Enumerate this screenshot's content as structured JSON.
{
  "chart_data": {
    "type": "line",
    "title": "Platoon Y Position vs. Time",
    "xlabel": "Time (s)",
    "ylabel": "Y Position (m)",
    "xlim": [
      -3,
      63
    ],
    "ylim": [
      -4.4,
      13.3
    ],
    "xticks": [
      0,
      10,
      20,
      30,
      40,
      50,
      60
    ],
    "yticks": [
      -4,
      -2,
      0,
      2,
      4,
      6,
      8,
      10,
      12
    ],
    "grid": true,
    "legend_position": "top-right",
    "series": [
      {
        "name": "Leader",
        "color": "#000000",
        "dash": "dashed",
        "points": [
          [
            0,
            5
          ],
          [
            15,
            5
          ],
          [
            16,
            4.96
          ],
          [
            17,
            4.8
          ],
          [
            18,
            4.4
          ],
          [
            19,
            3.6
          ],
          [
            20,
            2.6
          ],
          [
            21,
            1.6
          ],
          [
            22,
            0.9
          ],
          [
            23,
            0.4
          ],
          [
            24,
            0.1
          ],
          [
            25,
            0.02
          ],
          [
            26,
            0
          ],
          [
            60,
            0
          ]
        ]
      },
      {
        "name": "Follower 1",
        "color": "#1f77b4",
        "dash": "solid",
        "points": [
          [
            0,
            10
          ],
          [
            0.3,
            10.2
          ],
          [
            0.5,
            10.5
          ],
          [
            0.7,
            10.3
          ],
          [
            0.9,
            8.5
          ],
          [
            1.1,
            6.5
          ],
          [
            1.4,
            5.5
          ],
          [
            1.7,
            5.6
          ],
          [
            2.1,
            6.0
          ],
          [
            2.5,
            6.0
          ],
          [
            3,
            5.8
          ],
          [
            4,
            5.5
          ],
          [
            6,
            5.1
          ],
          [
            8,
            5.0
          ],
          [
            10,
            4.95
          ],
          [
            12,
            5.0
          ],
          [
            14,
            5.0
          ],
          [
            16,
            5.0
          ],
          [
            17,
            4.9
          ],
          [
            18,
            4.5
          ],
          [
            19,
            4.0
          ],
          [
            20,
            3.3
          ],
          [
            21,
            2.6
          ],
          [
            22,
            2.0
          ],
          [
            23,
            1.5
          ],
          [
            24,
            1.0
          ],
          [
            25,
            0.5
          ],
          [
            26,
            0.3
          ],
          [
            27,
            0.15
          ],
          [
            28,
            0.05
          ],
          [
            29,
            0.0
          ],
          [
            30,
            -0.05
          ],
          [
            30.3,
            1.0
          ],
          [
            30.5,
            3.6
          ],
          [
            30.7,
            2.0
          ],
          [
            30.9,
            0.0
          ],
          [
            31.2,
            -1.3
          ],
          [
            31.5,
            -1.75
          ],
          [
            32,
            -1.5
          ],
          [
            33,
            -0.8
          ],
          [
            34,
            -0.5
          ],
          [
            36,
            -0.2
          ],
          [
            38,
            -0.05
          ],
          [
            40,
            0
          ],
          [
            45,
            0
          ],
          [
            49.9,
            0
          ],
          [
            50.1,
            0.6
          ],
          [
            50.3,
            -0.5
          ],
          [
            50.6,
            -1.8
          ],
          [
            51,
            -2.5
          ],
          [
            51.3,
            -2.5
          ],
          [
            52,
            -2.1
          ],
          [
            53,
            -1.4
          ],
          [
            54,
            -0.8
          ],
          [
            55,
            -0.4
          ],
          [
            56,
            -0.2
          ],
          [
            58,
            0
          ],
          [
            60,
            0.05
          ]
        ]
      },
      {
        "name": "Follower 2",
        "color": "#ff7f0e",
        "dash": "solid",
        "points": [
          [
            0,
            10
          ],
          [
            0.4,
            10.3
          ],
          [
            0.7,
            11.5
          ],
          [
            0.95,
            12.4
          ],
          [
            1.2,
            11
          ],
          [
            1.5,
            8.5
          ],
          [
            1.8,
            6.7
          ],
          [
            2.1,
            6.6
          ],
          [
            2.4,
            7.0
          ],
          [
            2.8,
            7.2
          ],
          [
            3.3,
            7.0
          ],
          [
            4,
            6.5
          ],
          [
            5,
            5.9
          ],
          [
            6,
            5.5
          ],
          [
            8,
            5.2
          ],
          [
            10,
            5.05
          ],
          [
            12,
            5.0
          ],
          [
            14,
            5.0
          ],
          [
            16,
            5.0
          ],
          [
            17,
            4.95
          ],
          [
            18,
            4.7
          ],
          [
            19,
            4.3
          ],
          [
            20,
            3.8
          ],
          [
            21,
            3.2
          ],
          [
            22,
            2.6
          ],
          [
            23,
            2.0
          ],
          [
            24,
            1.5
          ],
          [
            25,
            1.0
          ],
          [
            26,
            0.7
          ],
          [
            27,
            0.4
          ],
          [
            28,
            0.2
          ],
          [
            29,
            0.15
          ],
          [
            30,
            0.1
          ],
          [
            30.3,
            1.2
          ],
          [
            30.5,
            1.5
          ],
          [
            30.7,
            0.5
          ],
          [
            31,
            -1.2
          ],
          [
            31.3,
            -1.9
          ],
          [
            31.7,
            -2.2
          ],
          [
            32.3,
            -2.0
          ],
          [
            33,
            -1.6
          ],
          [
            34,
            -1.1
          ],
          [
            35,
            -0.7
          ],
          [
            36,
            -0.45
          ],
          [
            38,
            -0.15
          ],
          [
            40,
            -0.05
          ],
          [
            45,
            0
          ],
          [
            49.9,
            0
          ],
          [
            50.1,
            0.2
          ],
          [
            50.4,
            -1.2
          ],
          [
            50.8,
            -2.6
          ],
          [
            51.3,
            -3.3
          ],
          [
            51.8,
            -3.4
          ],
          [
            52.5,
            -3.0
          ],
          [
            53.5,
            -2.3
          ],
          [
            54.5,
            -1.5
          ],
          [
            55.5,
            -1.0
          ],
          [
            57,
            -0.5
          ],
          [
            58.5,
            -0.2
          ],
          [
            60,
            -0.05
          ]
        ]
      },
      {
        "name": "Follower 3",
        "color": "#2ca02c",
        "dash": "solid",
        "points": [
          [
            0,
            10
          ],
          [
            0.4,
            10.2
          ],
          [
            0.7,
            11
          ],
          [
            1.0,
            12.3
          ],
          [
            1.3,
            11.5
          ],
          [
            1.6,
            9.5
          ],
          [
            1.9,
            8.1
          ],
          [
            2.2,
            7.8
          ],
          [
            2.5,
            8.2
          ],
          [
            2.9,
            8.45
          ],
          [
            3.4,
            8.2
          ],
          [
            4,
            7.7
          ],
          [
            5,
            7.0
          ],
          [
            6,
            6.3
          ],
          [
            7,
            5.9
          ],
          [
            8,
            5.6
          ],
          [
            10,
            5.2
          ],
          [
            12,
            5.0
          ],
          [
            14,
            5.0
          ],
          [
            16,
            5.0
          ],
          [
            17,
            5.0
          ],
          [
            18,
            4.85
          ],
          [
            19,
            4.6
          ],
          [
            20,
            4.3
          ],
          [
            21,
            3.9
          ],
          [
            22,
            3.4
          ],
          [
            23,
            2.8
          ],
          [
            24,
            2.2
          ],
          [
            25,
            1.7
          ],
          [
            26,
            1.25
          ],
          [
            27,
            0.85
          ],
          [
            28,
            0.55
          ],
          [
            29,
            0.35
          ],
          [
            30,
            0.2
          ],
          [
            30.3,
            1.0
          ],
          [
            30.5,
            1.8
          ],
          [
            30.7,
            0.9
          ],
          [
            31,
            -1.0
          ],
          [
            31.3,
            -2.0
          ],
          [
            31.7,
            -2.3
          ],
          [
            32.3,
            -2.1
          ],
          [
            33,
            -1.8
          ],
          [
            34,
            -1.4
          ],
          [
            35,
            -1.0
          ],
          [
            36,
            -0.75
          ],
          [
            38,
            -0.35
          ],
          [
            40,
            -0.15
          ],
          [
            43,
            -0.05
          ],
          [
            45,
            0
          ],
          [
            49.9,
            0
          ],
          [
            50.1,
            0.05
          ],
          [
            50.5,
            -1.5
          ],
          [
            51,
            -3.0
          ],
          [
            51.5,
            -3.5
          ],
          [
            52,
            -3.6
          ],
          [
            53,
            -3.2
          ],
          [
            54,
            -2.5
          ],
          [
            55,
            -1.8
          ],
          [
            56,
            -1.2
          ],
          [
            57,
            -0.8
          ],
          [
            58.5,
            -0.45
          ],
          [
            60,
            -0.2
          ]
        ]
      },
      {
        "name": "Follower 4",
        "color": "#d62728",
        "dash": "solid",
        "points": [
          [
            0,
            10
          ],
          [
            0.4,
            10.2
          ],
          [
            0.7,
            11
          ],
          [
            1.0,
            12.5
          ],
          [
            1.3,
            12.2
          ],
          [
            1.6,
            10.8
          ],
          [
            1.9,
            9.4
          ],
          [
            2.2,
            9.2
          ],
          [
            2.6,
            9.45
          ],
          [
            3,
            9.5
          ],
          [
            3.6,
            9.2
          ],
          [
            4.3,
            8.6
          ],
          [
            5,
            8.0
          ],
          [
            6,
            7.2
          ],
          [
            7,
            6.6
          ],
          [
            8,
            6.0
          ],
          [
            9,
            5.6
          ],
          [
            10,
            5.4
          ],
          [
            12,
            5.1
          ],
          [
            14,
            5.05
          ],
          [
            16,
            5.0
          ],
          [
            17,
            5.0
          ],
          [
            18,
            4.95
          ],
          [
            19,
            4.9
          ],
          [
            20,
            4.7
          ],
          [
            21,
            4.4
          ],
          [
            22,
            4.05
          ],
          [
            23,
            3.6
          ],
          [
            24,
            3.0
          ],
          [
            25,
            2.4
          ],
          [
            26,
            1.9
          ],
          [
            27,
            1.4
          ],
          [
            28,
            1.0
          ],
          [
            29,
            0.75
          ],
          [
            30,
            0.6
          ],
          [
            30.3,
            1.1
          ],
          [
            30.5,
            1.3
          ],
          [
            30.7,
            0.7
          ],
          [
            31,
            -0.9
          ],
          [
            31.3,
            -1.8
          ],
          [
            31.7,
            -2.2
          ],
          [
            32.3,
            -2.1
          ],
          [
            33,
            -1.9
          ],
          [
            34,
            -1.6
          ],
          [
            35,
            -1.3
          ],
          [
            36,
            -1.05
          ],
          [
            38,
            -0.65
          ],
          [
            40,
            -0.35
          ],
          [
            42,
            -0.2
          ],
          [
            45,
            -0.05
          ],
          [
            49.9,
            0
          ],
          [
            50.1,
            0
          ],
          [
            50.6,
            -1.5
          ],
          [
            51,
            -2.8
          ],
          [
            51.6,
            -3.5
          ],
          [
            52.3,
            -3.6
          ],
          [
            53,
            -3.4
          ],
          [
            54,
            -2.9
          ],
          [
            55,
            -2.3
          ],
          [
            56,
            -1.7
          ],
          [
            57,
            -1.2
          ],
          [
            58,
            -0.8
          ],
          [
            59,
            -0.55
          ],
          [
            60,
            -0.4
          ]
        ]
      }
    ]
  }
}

» REQUEST
Find the string "Time" in the entries above and return each line that holds it.

» THE ANSWER
    "title": "Platoon Y Position vs. Time",
    "xlabel": "Time (s)",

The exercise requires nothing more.